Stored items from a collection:
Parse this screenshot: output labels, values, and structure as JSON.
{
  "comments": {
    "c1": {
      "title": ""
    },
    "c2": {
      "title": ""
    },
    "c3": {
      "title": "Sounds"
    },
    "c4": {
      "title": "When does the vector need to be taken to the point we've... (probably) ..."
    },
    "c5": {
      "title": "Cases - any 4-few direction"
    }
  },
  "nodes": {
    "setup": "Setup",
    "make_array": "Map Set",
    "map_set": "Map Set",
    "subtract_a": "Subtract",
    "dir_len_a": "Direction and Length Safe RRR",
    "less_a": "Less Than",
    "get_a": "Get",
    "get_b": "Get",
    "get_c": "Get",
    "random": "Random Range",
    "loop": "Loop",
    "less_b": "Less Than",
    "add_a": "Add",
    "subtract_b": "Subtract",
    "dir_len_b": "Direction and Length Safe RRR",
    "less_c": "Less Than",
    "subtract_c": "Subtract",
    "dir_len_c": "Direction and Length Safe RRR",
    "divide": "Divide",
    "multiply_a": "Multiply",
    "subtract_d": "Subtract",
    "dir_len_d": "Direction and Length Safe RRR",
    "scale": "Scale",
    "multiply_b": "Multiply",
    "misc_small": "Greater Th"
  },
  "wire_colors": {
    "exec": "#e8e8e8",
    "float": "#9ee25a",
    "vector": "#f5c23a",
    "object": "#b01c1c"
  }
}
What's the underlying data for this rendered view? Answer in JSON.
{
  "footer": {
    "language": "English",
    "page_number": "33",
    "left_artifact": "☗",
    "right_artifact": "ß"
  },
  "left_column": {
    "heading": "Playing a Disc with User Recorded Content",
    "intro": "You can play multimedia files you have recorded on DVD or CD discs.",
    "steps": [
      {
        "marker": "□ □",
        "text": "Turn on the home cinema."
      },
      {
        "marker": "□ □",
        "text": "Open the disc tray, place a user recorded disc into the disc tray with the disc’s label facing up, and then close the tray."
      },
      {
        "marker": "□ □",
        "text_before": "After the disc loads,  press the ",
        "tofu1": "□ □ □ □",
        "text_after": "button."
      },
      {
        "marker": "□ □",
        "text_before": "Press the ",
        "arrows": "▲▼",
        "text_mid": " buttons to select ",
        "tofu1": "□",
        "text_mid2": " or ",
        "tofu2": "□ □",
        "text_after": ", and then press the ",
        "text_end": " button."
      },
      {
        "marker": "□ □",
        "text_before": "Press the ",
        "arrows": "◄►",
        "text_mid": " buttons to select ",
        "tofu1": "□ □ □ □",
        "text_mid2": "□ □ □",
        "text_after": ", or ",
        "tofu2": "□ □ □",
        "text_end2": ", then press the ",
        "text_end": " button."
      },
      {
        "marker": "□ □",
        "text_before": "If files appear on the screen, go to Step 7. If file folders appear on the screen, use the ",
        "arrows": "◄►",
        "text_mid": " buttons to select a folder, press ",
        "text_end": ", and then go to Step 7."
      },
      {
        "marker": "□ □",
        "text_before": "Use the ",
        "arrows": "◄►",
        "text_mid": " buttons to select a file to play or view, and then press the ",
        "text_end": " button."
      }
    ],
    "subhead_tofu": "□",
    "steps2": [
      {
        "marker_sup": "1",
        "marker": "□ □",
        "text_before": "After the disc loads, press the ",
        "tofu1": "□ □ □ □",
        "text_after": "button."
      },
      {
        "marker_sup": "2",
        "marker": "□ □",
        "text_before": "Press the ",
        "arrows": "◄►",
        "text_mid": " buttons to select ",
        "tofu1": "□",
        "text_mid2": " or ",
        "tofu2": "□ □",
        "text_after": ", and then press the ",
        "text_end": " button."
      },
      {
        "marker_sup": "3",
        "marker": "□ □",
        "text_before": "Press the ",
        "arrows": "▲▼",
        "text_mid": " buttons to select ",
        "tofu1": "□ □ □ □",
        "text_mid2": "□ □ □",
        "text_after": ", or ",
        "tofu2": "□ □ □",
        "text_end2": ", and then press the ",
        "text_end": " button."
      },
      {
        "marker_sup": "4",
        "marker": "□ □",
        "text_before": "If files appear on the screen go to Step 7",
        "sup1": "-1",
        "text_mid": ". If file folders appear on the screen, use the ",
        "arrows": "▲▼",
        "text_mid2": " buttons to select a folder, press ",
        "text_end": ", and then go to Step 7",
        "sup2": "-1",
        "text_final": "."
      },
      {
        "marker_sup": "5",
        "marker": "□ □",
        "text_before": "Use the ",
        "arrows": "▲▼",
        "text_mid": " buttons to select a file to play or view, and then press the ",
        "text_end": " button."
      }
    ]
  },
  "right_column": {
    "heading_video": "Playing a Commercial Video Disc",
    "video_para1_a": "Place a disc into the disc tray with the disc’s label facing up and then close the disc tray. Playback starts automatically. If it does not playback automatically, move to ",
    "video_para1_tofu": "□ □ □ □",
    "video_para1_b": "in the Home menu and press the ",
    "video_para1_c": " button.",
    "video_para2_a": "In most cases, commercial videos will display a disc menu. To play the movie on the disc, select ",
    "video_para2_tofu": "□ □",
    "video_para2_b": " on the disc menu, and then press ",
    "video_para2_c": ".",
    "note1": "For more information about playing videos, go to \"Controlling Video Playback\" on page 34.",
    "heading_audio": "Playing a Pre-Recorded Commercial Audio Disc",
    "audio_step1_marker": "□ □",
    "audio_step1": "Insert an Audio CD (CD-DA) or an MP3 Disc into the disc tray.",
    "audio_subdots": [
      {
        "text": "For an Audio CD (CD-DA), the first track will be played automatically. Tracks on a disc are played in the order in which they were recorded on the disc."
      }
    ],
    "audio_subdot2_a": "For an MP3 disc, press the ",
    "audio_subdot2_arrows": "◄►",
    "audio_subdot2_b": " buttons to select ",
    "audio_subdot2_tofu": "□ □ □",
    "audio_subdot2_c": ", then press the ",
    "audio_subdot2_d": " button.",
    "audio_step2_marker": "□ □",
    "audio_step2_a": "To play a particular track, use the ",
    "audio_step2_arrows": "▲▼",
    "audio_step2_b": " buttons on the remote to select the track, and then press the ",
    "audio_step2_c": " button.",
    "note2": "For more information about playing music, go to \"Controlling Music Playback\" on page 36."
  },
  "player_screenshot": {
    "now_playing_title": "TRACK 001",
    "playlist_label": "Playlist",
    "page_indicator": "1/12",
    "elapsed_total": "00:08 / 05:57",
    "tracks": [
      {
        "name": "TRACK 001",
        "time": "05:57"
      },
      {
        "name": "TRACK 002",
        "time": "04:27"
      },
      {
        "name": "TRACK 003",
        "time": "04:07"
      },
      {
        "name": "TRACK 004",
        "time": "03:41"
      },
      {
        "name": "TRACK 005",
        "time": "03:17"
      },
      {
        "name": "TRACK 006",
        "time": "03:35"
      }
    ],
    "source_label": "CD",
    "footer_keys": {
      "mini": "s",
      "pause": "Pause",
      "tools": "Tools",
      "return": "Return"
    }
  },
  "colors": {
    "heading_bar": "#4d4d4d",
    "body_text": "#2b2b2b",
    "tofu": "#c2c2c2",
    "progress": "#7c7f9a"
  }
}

▶ [Task instructions] Output each entry precisely as given.

▶ [Answer]
Parse this screenshot: output labels, values, and structure as JSON.
{
  "comments": {
    "c1": {
      "title": ""
    },
    "c2": {
      "title": ""
    },
    "c3": {
      "title": "Sounds"
    },
    "c4": {
      "title": "When does the vector need to be taken to the point we've... (probably) ..."
    },
    "c5": {
      "title": "Cases - any 4-few direction"
    }
  },
  "nodes": {
    "setup": "Setup",
    "make_array": "Map Set",
    "map_set": "Map Set",
    "subtract_a": "Subtract",
    "dir_len_a": "Direction and Length Safe RRR",
    "less_a": "Less Than",
    "get_a": "Get",
    "get_b": "Get",
    "get_c": "Get",
    "random": "Random Range",
    "loop": "Loop",
    "less_b": "Less Than",
    "add_a": "Add",
    "subtract_b": "Subtract",
    "dir_len_b": "Direction and Length Safe RRR",
    "less_c": "Less Than",
    "subtract_c": "Subtract",
    "dir_len_c": "Direction and Length Safe RRR",
    "divide": "Divide",
    "multiply_a": "Multiply",
    "subtract_d": "Subtract",
    "dir_len_d": "Direction and Length Safe RRR",
    "scale": "Scale",
    "multiply_b": "Multiply",
    "misc_small": "Greater Th"
  },
  "wire_colors": {
    "exec": "#e8e8e8",
    "float": "#9ee25a",
    "vector": "#f5c23a",
    "object": "#b01c1c"
  }
}
What's the underlying data for this rendered view? Answer in JSON.
{
  "footer": {
    "language": "English",
    "page_number": "33",
    "left_artifact": "☗",
    "right_artifact": "ß"
  },
  "left_column": {
    "heading": "Playing a Disc with User Recorded Content",
    "intro": "You can play multimedia files you have recorded on DVD or CD discs.",
    "steps": [
      {
        "marker": "□ □",
        "text": "Turn on the home cinema."
      },
      {
        "marker": "□ □",
        "text": "Open the disc tray, place a user recorded disc into the disc tray with the disc’s label facing up, and then close the tray."
      },
      {
        "marker": "□ □",
        "text_before": "After the disc loads,  press the ",
        "tofu1": "□ □ □ □",
        "text_after": "button."
      },
      {
        "marker": "□ □",
        "text_before": "Press the ",
        "arrows": "▲▼",
        "text_mid": " buttons to select ",
        "tofu1": "□",
        "text_mid2": " or ",
        "tofu2": "□ □",
        "text_after": ", and then press the ",
        "text_end": " button."
      },
      {
        "marker": "□ □",
        "text_before": "Press the ",
        "arrows": "◄►",
        "text_mid": " buttons to select ",
        "tofu1": "□ □ □ □",
        "text_mid2": "□ □ □",
        "text_after": ", or ",
        "tofu2": "□ □ □",
        "text_end2": ", then press the ",
        "text_end": " button."
      },
      {
        "marker": "□ □",
        "text_before": "If files appear on the screen, go to Step 7. If file folders appear on the screen, use the ",
        "arrows": "◄►",
        "text_mid": " buttons to select a folder, press ",
        "text_end": ", and then go to Step 7."
      },
      {
        "marker": "□ □",
        "text_before": "Use the ",
        "arrows": "◄►",
        "text_mid": " buttons to select a file to play or view, and then press the ",
        "text_end": " button."
      }
    ],
    "subhead_tofu": "□",
    "steps2": [
      {
        "marker_sup": "1",
        "marker": "□ □",
        "text_before": "After the disc loads, press the ",
        "tofu1": "□ □ □ □",
        "text_after": "button."
      },
      {
        "marker_sup": "2",
        "marker": "□ □",
        "text_before": "Press the ",
        "arrows": "◄►",
        "text_mid": " buttons to select ",
        "tofu1": "□",
        "text_mid2": " or ",
        "tofu2": "□ □",
        "text_after": ", and then press the ",
        "text_end": " button."
      },
      {
        "marker_sup": "3",
        "marker": "□ □",
        "text_before": "Press the ",
        "arrows": "▲▼",
        "text_mid": " buttons to select ",
        "tofu1": "□ □ □ □",
        "text_mid2": "□ □ □",
        "text_after": ", or ",
        "tofu2": "□ □ □",
        "text_end2": ", and then press the ",
        "text_end": " button."
      },
      {
        "marker_sup": "4",
        "marker": "□ □",
        "text_before": "If files appear on the screen go to Step 7",
        "sup1": "-1",
        "text_mid": ". If file folders appear on the screen, use the ",
        "arrows": "▲▼",
        "text_mid2": " buttons to select a folder, press ",
        "text_end": ", and then go to Step 7",
        "sup2": "-1",
        "text_final": "."
      },
      {
        "marker_sup": "5",
        "marker": "□ □",
        "text_before": "Use the ",
        "arrows": "▲▼",
        "text_mid": " buttons to select a file to play or view, and then press the ",
        "text_end": " button."
      }
    ]
  },
  "right_column": {
    "heading_video": "Playing a Commercial Video Disc",
    "video_para1_a": "Place a disc into the disc tray with the disc’s label facing up and then close the disc tray. Playback starts automatically. If it does not playback automatically, move to ",
    "video_para1_tofu": "□ □ □ □",
    "video_para1_b": "in the Home menu and press the ",
    "video_para1_c": " button.",
    "video_para2_a": "In most cases, commercial videos will display a disc menu. To play the movie on the disc, select ",
    "video_para2_tofu": "□ □",
    "video_para2_b": " on the disc menu, and then press ",
    "video_para2_c": ".",
    "note1": "For more information about playing videos, go to \"Controlling Video Playback\" on page 34.",
    "heading_audio": "Playing a Pre-Recorded Commercial Audio Disc",
    "audio_step1_marker": "□ □",
    "audio_step1": "Insert an Audio CD (CD-DA) or an MP3 Disc into the disc tray.",
    "audio_subdots": [
      {
        "text": "For an Audio CD (CD-DA), the first track will be played automatically. Tracks on a disc are played in the order in which they were recorded on the disc."
      }
    ],
    "audio_subdot2_a": "For an MP3 disc, press the ",
    "audio_subdot2_arrows": "◄►",
    "audio_subdot2_b": " buttons to select ",
    "audio_subdot2_tofu": "□ □ □",
    "audio_subdot2_c": ", then press the ",
    "audio_subdot2_d": " button.",
    "audio_step2_marker": "□ □",
    "audio_step2_a": "To play a particular track, use the ",
    "audio_step2_arrows": "▲▼",
    "audio_step2_b": " buttons on the remote to select the track, and then press the ",
    "audio_step2_c": " button.",
    "note2": "For more information about playing music, go to \"Controlling Music Playback\" on page 36."
  },
  "player_screenshot": {
    "now_playing_title": "TRACK 001",
    "playlist_label": "Playlist",
    "page_indicator": "1/12",
    "elapsed_total": "00:08 / 05:57",
    "tracks": [
      {
        "name": "TRACK 001",
        "time": "05:57"
      },
      {
        "name": "TRACK 002",
        "time": "04:27"
      },
      {
        "name": "TRACK 003",
        "time": "04:07"
      },
      {
        "name": "TRACK 004",
        "time": "03:41"
      },
      {
        "name": "TRACK 005",
        "time": "03:17"
      },
      {
        "name": "TRACK 006",
        "time": "03:35"
      }
    ],
    "source_label": "CD",
    "footer_keys": {
      "mini": "s",
      "pause": "Pause",
      "tools": "Tools",
      "return": "Return"
    }
  },
  "colors": {
    "heading_bar": "#4d4d4d",
    "body_text": "#2b2b2b",
    "tofu": "#c2c2c2",
    "progress": "#7c7f9a"
  }
}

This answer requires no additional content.